▸ **TO DO**
Print the entries below word for word; the pictures stay out of your copy.

▸ **RECORDS TO USE**
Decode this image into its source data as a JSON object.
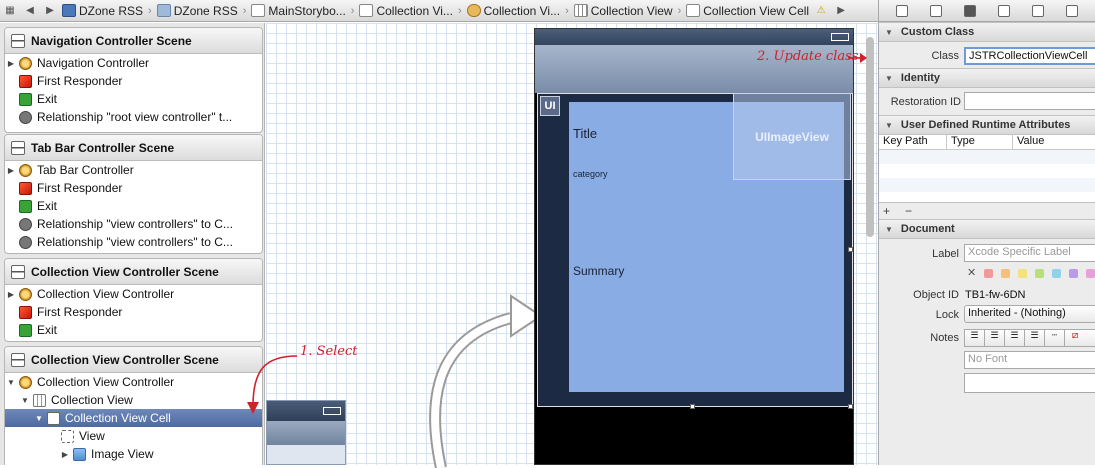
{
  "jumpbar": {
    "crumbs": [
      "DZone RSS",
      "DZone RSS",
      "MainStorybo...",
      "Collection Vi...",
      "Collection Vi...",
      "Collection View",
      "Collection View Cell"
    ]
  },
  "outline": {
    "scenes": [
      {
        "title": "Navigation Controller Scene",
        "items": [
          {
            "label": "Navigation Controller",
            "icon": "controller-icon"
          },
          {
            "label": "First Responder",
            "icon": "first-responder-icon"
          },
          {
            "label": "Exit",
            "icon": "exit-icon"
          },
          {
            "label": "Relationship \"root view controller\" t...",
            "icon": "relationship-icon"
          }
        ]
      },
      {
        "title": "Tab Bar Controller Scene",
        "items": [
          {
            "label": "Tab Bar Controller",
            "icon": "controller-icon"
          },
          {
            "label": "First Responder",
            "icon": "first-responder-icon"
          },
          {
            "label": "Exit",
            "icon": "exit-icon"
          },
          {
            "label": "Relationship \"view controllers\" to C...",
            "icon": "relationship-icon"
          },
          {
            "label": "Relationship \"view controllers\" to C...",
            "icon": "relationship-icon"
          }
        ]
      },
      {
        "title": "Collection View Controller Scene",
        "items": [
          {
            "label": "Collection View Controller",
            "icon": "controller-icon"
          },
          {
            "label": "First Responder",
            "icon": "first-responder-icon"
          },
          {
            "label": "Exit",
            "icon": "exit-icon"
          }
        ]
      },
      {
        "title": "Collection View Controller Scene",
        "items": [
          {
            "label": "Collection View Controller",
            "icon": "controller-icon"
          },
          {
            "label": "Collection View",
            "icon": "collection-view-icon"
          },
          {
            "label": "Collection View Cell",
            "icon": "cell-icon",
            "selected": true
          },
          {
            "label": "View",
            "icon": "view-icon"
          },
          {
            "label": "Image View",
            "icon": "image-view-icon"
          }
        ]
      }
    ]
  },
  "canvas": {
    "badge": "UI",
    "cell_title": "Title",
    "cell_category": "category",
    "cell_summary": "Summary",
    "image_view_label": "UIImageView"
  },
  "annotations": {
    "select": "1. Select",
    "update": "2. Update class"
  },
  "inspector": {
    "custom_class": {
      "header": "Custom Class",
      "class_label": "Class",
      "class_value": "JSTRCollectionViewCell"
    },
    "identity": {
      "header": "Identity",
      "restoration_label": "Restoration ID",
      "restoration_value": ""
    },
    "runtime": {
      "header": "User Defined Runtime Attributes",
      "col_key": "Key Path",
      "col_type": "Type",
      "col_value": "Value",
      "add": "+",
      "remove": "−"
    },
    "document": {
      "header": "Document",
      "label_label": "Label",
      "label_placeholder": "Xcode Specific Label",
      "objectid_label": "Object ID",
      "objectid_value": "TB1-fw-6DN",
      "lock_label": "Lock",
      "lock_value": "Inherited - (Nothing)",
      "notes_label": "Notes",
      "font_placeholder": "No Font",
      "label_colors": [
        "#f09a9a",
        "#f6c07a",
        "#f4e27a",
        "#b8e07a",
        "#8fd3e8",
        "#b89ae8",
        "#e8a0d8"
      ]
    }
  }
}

▸ **COMPLETE RESPONSE**
Decode this image into its source data as a JSON object.
{
  "jumpbar": {
    "crumbs": [
      "DZone RSS",
      "DZone RSS",
      "MainStorybo...",
      "Collection Vi...",
      "Collection Vi...",
      "Collection View",
      "Collection View Cell"
    ]
  },
  "outline": {
    "scenes": [
      {
        "title": "Navigation Controller Scene",
        "items": [
          {
            "label": "Navigation Controller",
            "icon": "controller-icon"
          },
          {
            "label": "First Responder",
            "icon": "first-responder-icon"
          },
          {
            "label": "Exit",
            "icon": "exit-icon"
          },
          {
            "label": "Relationship \"root view controller\" t...",
            "icon": "relationship-icon"
          }
        ]
      },
      {
        "title": "Tab Bar Controller Scene",
        "items": [
          {
            "label": "Tab Bar Controller",
            "icon": "controller-icon"
          },
          {
            "label": "First Responder",
            "icon": "first-responder-icon"
          },
          {
            "label": "Exit",
            "icon": "exit-icon"
          },
          {
            "label": "Relationship \"view controllers\" to C...",
            "icon": "relationship-icon"
          },
          {
            "label": "Relationship \"view controllers\" to C...",
            "icon": "relationship-icon"
          }
        ]
      },
      {
        "title": "Collection View Controller Scene",
        "items": [
          {
            "label": "Collection View Controller",
            "icon": "controller-icon"
          },
          {
            "label": "First Responder",
            "icon": "first-responder-icon"
          },
          {
            "label": "Exit",
            "icon": "exit-icon"
          }
        ]
      },
      {
        "title": "Collection View Controller Scene",
        "items": [
          {
            "label": "Collection View Controller",
            "icon": "controller-icon"
          },
          {
            "label": "Collection View",
            "icon": "collection-view-icon"
          },
          {
            "label": "Collection View Cell",
            "icon": "cell-icon",
            "selected": true
          },
          {
            "label": "View",
            "icon": "view-icon"
          },
          {
            "label": "Image View",
            "icon": "image-view-icon"
          }
        ]
      }
    ]
  },
  "canvas": {
    "badge": "UI",
    "cell_title": "Title",
    "cell_category": "category",
    "cell_summary": "Summary",
    "image_view_label": "UIImageView"
  },
  "annotations": {
    "select": "1. Select",
    "update": "2. Update class"
  },
  "inspector": {
    "custom_class": {
      "header": "Custom Class",
      "class_label": "Class",
      "class_value": "JSTRCollectionViewCell"
    },
    "identity": {
      "header": "Identity",
      "restoration_label": "Restoration ID",
      "restoration_value": ""
    },
    "runtime": {
      "header": "User Defined Runtime Attributes",
      "col_key": "Key Path",
      "col_type": "Type",
      "col_value": "Value",
      "add": "+",
      "remove": "−"
    },
    "document": {
      "header": "Document",
      "label_label": "Label",
      "label_placeholder": "Xcode Specific Label",
      "objectid_label": "Object ID",
      "objectid_value": "TB1-fw-6DN",
      "lock_label": "Lock",
      "lock_value": "Inherited - (Nothing)",
      "notes_label": "Notes",
      "font_placeholder": "No Font",
      "label_colors": [
        "#f09a9a",
        "#f6c07a",
        "#f4e27a",
        "#b8e07a",
        "#8fd3e8",
        "#b89ae8",
        "#e8a0d8"
      ]
    }
  }
}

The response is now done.